═════ DATASET CONTENT ═════

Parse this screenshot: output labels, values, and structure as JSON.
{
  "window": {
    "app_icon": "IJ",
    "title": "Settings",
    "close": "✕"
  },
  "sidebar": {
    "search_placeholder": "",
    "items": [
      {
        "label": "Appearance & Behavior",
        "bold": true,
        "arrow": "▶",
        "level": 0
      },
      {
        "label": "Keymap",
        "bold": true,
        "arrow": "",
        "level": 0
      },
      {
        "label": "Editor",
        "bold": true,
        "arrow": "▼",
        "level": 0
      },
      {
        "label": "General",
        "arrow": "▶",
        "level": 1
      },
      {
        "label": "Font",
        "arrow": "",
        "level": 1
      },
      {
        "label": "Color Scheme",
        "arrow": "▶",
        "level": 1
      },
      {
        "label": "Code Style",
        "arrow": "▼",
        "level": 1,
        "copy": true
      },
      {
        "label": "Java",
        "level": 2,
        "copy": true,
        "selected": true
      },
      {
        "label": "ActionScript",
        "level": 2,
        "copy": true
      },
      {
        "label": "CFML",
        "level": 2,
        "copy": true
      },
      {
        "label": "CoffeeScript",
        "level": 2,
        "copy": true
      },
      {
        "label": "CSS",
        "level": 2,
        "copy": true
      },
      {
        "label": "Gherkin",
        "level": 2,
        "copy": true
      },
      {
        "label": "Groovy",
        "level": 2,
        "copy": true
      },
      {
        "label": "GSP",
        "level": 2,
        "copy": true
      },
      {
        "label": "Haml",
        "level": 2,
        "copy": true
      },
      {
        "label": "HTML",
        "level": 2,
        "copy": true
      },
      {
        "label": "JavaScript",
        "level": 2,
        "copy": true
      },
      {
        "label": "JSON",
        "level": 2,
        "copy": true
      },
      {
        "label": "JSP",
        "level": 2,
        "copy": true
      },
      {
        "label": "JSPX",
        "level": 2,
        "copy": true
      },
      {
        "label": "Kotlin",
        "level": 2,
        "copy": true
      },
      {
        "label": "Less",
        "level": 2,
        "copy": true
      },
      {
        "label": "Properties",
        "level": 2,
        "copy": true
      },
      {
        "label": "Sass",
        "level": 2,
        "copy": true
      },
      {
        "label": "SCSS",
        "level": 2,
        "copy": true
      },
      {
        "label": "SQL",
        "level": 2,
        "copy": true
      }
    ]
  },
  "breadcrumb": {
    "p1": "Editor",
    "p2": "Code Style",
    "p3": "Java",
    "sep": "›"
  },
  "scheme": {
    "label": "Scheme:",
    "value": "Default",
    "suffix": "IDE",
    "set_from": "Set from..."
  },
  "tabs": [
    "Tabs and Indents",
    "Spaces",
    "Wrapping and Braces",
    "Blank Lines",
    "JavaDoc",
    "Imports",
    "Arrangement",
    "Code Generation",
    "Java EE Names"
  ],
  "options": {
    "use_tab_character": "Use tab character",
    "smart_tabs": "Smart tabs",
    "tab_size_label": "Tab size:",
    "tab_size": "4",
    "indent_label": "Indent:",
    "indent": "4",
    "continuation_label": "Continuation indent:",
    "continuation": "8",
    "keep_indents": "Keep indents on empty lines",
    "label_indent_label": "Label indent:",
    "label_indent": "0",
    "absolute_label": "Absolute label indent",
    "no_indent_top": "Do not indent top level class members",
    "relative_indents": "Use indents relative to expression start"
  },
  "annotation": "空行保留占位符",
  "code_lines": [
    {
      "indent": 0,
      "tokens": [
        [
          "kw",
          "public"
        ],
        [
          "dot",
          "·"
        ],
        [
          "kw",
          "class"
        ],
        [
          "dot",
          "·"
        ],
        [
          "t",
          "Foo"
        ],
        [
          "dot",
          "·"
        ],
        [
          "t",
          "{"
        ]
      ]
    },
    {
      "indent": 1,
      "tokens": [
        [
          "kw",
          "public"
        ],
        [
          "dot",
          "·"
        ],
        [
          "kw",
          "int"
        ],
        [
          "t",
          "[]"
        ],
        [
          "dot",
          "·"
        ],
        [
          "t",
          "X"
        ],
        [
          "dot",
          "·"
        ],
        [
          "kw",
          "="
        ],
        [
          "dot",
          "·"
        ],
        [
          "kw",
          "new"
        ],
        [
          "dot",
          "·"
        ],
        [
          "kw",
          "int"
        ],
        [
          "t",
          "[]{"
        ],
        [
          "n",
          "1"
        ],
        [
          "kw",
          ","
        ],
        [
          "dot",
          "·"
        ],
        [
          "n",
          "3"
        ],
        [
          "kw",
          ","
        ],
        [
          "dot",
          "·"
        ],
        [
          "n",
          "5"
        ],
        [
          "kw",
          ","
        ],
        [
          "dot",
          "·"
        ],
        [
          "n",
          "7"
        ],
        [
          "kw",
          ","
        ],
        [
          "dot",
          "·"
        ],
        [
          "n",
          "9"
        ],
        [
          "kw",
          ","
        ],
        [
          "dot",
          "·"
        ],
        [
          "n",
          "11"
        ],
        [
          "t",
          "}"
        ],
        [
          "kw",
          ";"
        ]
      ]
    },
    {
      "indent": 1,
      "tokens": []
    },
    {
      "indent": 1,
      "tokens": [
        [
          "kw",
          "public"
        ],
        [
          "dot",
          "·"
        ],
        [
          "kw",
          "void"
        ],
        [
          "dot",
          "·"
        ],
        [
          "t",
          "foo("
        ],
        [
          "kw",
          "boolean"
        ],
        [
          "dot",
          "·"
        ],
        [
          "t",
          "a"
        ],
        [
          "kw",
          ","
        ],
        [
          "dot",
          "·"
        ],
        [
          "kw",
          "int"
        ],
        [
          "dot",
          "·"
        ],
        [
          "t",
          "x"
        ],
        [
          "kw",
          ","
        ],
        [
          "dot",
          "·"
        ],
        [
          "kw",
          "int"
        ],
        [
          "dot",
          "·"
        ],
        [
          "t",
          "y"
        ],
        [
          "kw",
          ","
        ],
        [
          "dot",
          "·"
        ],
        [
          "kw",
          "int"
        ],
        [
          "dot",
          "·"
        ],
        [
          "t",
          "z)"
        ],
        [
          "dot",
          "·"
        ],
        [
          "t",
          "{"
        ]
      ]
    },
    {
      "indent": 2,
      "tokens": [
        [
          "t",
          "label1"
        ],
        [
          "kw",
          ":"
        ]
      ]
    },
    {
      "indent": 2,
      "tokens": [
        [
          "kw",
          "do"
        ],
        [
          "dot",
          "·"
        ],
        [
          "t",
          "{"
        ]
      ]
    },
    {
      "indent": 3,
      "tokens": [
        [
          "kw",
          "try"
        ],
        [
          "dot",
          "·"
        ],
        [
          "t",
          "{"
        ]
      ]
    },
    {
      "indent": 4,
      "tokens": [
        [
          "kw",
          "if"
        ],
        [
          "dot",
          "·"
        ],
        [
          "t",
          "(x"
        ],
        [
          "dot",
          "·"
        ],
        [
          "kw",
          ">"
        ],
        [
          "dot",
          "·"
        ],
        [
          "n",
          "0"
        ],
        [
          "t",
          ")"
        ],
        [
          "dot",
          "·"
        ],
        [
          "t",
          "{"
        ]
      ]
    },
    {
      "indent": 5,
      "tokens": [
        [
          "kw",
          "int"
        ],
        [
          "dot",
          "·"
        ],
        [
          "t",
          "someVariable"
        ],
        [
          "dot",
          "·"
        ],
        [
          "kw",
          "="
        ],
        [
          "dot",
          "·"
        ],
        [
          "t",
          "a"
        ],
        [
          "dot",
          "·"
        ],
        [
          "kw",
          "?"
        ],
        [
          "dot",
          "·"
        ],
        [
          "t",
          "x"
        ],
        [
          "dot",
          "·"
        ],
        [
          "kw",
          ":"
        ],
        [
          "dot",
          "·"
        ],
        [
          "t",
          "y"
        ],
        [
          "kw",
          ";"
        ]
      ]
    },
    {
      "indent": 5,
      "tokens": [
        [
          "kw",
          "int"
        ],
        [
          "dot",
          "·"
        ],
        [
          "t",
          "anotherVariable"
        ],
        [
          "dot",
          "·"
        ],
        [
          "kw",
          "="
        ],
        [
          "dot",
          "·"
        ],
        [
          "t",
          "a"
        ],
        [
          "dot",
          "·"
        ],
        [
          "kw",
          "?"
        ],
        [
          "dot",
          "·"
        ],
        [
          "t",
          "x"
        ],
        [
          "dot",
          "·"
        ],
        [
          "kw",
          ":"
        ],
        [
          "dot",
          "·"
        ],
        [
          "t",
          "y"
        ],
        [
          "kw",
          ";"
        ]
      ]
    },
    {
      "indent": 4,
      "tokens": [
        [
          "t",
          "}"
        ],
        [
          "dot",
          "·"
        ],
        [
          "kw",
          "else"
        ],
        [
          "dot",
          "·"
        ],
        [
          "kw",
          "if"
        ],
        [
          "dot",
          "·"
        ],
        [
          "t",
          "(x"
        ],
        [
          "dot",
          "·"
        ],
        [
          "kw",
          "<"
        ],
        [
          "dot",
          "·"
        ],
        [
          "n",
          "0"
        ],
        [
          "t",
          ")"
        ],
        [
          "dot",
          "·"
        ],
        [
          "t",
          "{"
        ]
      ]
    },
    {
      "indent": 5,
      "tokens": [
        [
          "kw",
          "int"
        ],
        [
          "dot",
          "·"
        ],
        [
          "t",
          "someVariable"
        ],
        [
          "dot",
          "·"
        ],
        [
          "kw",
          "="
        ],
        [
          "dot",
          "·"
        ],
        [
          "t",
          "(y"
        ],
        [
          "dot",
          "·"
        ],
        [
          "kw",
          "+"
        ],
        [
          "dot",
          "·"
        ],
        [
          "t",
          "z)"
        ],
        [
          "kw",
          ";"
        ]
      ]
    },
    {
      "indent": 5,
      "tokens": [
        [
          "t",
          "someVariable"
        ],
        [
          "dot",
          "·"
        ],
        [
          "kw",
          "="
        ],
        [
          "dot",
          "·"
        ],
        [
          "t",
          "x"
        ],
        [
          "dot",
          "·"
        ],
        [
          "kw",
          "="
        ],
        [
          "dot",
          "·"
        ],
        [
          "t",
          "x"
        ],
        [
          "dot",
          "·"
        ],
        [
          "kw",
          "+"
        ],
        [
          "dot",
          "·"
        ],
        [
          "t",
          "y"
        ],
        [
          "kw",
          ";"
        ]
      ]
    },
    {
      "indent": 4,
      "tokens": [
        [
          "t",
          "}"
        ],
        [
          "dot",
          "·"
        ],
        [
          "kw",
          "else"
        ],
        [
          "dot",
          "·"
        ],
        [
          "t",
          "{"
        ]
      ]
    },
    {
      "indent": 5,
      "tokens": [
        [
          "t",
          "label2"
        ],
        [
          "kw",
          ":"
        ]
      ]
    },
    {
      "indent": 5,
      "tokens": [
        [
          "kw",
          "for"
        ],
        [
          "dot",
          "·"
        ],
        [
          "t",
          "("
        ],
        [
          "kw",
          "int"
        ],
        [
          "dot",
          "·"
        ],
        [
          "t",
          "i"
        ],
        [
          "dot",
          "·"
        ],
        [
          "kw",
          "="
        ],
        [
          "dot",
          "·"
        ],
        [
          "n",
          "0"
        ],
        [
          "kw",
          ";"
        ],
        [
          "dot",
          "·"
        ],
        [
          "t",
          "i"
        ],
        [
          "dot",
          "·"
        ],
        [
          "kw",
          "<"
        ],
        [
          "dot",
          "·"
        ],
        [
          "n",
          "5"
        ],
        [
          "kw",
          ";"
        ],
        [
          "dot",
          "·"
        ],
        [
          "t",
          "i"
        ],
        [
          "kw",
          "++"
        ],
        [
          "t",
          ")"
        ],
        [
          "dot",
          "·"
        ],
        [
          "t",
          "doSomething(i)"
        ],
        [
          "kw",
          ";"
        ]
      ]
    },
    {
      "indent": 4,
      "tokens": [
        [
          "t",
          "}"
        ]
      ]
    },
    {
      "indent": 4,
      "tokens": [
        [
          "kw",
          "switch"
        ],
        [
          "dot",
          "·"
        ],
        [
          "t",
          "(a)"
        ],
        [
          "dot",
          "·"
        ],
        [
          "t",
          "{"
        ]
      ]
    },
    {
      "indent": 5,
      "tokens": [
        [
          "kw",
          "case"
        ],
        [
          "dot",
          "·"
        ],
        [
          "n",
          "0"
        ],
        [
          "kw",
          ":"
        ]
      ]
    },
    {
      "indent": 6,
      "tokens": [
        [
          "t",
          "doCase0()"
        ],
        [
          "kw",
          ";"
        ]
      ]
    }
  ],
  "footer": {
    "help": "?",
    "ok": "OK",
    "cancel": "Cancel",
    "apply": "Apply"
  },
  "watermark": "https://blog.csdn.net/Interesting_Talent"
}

═════

◆ WRITTEN PROBLEM
From the data above, gather every line that includes the word "class".

◆ ANSWER TO THIS EXERCISE
    "no_indent_top": "Do not indent top level class members",
          "class"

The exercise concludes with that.